■ **REQUEST**
Retype the records below exactly as they appear.

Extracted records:
◇ ◇ ◇ ◇ ◇ ◇ ◇

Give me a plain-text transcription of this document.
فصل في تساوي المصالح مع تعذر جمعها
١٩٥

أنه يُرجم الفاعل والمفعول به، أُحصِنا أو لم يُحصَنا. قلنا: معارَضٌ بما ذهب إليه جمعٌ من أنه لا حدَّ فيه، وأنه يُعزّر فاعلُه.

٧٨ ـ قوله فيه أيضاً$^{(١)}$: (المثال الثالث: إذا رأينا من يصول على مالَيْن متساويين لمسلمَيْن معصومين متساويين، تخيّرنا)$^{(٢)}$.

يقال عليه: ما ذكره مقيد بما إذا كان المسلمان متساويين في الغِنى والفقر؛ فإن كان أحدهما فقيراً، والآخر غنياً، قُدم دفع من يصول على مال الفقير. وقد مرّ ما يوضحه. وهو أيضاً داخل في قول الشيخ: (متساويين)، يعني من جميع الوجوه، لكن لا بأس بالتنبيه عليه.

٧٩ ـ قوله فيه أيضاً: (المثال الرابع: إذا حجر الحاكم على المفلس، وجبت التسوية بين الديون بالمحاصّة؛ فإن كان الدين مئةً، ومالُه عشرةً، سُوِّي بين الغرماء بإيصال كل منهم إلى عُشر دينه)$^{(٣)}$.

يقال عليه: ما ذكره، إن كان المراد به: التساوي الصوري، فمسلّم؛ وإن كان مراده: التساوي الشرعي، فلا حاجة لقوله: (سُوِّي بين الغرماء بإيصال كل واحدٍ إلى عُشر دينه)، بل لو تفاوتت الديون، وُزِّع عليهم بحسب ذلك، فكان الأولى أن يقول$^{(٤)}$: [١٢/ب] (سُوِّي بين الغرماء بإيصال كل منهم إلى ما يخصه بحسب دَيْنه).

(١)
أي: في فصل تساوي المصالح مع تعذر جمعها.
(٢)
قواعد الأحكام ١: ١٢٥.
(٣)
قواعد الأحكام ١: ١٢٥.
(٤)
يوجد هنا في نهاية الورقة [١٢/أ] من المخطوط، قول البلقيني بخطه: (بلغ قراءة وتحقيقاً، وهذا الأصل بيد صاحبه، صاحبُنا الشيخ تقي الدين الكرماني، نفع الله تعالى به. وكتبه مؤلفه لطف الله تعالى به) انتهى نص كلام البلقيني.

◇ ◇ ◇ ◇ ◇ ◇ ◇

■ **THE OUTPUT**
Give me a plain-text transcription of this document.
فصل في تساوي المصالح مع تعذر جمعها
١٩٥

أنه يُرجم الفاعل والمفعول به، أُحصِنا أو لم يُحصَنا. قلنا: معارَضٌ بما ذهب إليه جمعٌ من أنه لا حدَّ فيه، وأنه يُعزّر فاعلُه.

٧٨ ـ قوله فيه أيضاً$^{(١)}$: (المثال الثالث: إذا رأينا من يصول على مالَيْن متساويين لمسلمَيْن معصومين متساويين، تخيّرنا)$^{(٢)}$.

يقال عليه: ما ذكره مقيد بما إذا كان المسلمان متساويين في الغِنى والفقر؛ فإن كان أحدهما فقيراً، والآخر غنياً، قُدم دفع من يصول على مال الفقير. وقد مرّ ما يوضحه. وهو أيضاً داخل في قول الشيخ: (متساويين)، يعني من جميع الوجوه، لكن لا بأس بالتنبيه عليه.

٧٩ ـ قوله فيه أيضاً: (المثال الرابع: إذا حجر الحاكم على المفلس، وجبت التسوية بين الديون بالمحاصّة؛ فإن كان الدين مئةً، ومالُه عشرةً، سُوِّي بين الغرماء بإيصال كل منهم إلى عُشر دينه)$^{(٣)}$.

يقال عليه: ما ذكره، إن كان المراد به: التساوي الصوري، فمسلّم؛ وإن كان مراده: التساوي الشرعي، فلا حاجة لقوله: (سُوِّي بين الغرماء بإيصال كل واحدٍ إلى عُشر دينه)، بل لو تفاوتت الديون، وُزِّع عليهم بحسب ذلك، فكان الأولى أن يقول$^{(٤)}$: [١٢/ب] (سُوِّي بين الغرماء بإيصال كل منهم إلى ما يخصه بحسب دَيْنه).

(١)
أي: في فصل تساوي المصالح مع تعذر جمعها.
(٢)
قواعد الأحكام ١: ١٢٥.
(٣)
قواعد الأحكام ١: ١٢٥.
(٤)
يوجد هنا في نهاية الورقة [١٢/أ] من المخطوط، قول البلقيني بخطه: (بلغ قراءة وتحقيقاً، وهذا الأصل بيد صاحبه، صاحبُنا الشيخ تقي الدين الكرماني، نفع الله تعالى به. وكتبه مؤلفه لطف الله تعالى به) انتهى نص كلام البلقيني.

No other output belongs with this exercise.